**Written exercise**:
Reply with one number only, the count of lines holding the string "هفتم".

**Data entries**:
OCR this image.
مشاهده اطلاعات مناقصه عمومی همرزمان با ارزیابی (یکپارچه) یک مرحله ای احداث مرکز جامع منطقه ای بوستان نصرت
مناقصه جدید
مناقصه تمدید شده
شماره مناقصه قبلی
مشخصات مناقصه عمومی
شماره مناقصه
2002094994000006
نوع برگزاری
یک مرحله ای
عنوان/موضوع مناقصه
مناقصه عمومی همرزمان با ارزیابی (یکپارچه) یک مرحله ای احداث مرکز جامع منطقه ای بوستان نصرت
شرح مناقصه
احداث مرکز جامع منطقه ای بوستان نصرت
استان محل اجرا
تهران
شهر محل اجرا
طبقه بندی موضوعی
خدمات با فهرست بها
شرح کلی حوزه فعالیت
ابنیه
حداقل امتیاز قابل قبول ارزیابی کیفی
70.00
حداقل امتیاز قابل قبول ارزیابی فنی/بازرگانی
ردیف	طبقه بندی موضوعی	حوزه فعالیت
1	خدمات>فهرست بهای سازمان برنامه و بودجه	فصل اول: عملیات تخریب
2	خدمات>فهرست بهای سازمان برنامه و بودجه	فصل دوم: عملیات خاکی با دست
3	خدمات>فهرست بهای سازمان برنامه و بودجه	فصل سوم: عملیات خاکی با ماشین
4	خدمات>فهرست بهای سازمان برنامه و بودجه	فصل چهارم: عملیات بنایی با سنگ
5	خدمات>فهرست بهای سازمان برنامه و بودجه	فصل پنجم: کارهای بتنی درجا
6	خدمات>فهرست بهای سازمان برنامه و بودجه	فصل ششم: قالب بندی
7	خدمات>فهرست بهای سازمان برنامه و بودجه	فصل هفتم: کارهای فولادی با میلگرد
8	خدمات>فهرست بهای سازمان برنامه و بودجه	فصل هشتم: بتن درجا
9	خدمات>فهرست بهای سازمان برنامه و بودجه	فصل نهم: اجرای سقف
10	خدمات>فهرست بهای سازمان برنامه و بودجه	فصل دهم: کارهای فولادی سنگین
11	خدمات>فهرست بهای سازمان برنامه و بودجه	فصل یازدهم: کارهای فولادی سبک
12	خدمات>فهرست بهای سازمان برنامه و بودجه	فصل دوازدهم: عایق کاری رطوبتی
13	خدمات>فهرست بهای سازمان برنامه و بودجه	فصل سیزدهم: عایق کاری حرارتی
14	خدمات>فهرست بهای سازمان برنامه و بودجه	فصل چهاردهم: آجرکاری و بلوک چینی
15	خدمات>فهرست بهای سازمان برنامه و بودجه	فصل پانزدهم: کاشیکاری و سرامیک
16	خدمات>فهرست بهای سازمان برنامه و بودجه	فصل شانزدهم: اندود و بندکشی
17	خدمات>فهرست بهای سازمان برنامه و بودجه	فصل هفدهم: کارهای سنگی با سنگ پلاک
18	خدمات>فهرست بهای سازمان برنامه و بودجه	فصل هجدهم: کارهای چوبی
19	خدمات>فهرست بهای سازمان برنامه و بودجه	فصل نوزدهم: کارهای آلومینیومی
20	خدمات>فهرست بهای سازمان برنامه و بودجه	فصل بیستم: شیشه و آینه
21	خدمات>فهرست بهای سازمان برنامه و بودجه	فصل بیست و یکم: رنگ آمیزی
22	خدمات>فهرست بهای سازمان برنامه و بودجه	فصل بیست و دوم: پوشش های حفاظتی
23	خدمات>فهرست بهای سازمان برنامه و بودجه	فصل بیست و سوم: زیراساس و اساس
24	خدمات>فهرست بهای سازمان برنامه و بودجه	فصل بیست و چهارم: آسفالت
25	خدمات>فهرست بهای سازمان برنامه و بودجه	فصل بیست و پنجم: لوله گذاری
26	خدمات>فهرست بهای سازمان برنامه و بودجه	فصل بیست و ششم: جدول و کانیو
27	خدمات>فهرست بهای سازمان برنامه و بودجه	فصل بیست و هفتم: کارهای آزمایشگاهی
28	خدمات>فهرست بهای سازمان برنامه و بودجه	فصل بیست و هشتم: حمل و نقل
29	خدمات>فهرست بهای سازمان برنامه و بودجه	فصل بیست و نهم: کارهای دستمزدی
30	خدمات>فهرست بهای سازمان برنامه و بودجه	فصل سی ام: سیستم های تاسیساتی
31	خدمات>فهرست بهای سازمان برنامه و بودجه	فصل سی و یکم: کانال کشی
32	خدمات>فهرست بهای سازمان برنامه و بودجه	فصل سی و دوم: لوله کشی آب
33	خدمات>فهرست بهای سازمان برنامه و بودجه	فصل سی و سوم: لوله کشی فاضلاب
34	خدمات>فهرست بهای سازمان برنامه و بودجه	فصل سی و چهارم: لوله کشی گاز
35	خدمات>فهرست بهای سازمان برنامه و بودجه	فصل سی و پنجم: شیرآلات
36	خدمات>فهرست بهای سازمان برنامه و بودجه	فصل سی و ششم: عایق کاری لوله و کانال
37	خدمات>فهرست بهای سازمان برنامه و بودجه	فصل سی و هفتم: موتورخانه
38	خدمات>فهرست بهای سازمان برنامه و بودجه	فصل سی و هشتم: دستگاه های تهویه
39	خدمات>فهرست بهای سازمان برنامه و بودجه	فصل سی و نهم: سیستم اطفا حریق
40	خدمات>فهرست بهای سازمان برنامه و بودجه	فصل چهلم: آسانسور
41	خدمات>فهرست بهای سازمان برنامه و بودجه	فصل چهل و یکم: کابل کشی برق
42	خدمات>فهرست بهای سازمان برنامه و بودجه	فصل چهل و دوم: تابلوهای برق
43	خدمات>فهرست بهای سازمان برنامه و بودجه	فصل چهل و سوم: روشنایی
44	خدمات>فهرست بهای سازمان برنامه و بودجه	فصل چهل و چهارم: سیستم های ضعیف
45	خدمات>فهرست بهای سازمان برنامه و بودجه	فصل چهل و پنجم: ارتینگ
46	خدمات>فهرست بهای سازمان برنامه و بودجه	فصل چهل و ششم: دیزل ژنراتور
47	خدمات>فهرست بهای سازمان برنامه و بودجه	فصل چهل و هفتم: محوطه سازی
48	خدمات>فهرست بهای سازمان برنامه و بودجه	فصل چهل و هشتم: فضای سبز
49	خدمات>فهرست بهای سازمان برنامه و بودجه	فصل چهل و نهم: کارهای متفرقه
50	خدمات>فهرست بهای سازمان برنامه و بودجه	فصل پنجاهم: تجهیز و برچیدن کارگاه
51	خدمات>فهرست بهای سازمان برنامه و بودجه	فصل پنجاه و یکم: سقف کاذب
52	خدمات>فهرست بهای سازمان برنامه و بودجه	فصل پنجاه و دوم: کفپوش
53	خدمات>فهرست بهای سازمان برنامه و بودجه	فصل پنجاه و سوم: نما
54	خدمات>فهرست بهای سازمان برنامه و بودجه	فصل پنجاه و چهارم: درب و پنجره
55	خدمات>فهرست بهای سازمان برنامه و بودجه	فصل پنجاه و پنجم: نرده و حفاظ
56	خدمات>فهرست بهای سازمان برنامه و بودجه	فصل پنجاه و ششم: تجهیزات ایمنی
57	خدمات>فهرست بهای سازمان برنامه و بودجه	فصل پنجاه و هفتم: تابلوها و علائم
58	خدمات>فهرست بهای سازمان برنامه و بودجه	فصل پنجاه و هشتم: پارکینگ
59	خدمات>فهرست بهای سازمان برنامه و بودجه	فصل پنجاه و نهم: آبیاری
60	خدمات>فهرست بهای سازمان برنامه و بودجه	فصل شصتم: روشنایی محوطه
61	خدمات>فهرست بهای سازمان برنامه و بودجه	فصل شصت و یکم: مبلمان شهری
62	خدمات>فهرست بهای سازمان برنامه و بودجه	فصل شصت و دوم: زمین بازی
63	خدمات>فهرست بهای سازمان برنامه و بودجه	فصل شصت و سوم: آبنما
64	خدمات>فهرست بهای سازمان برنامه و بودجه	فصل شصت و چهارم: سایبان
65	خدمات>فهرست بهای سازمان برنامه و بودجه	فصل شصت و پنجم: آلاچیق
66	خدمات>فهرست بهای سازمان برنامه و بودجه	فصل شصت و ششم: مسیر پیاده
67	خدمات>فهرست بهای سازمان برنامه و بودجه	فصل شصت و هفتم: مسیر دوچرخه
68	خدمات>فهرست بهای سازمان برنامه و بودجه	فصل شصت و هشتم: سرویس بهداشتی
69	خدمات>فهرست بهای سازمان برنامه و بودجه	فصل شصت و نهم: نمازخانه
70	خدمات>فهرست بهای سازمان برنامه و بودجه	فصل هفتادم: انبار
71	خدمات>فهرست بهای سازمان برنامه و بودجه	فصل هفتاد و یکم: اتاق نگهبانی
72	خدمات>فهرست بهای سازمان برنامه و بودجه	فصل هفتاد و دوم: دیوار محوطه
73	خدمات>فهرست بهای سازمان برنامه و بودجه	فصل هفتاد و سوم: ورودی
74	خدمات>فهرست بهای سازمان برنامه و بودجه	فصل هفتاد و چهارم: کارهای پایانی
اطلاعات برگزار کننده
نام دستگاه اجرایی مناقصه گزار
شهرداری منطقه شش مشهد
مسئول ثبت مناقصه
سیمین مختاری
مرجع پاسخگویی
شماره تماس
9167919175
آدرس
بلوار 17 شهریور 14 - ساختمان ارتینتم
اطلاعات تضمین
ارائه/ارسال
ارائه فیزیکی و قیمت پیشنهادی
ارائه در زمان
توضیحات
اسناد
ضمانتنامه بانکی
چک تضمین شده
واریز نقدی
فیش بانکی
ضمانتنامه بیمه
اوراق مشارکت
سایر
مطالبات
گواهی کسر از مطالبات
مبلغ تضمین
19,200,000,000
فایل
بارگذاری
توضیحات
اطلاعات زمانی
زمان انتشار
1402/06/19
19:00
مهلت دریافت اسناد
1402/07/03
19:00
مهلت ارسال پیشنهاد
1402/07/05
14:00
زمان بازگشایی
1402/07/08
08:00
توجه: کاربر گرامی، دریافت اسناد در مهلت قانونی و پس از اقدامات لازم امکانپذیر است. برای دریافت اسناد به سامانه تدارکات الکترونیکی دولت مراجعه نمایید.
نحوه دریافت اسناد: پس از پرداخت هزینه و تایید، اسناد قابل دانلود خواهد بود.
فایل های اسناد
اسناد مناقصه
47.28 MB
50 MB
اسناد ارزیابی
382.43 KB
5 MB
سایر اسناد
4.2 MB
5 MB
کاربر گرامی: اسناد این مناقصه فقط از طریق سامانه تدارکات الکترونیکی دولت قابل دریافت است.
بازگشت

**Result of this exercise**:
6